Below are the records; reproduce all of them exactly but without any images.

Saved entries:
* * * * *
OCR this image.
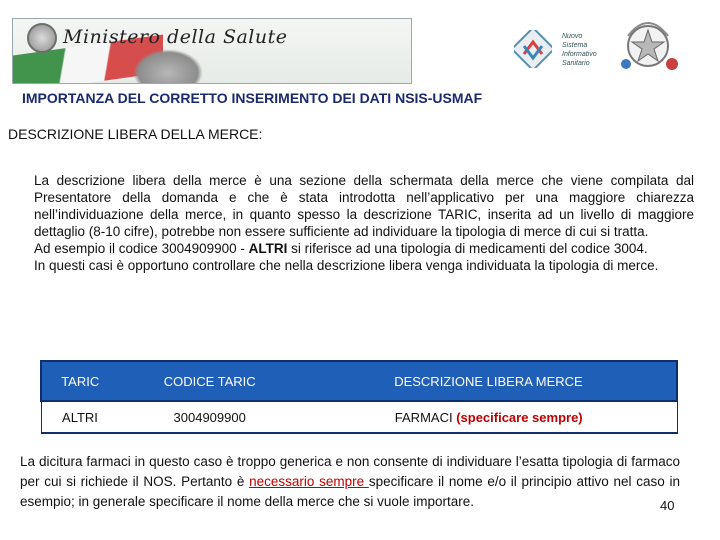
Ministero della Salute	Nuovo
Sistema
Informativo
Sanitario
IMPORTANZA DEL CORRETTO INSERIMENTO DEI DATI NSIS-USMAF
DESCRIZIONE LIBERA DELLA MERCE:

La descrizione libera della merce è una sezione della schermata della merce che viene compilata dal Presentatore della domanda e che è stata introdotta nell’applicativo per una maggiore chiarezza nell’individuazione della merce, in quanto spesso la descrizione TARIC, inserita ad un livello di maggiore dettaglio (8-10 cifre), potrebbe non essere sufficiente ad individuare la tipologia di merce di cui si tratta.

Ad esempio il codice 3004909900 - ALTRI si riferisce ad una tipologia di medicamenti del codice 3004.

In questi casi è opportuno controllare che nella descrizione libera venga individuata la tipologia di merce.

TARIC	CODICE TARIC	DESCRIZIONE LIBERA MERCE
ALTRI	3004909900	FARMACI (specificare sempre)
La dicitura farmaci in questo caso è troppo generica e non consente di individuare l’esatta tipologia di farmaco per cui si richiede il NOS. Pertanto è necessario sempre specificare il nome e/o il principio attivo nel caso in esempio; in generale specificare il nome della merce che si vuole importare.	40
* * * * *
- [Exercise solution]:
OCR this image.
Ministero della Salute	Nuovo
Sistema
Informativo
Sanitario
IMPORTANZA DEL CORRETTO INSERIMENTO DEI DATI NSIS-USMAF
DESCRIZIONE LIBERA DELLA MERCE:

La descrizione libera della merce è una sezione della schermata della merce che viene compilata dal Presentatore della domanda e che è stata introdotta nell’applicativo per una maggiore chiarezza nell’individuazione della merce, in quanto spesso la descrizione TARIC, inserita ad un livello di maggiore dettaglio (8-10 cifre), potrebbe non essere sufficiente ad individuare la tipologia di merce di cui si tratta.

Ad esempio il codice 3004909900 - ALTRI si riferisce ad una tipologia di medicamenti del codice 3004.

In questi casi è opportuno controllare che nella descrizione libera venga individuata la tipologia di merce.

TARIC	CODICE TARIC	DESCRIZIONE LIBERA MERCE
ALTRI	3004909900	FARMACI (specificare sempre)
La dicitura farmaci in questo caso è troppo generica e non consente di individuare l’esatta tipologia di farmaco per cui si richiede il NOS. Pertanto è necessario sempre specificare il nome e/o il principio attivo nel caso in esempio; in generale specificare il nome della merce che si vuole importare.	40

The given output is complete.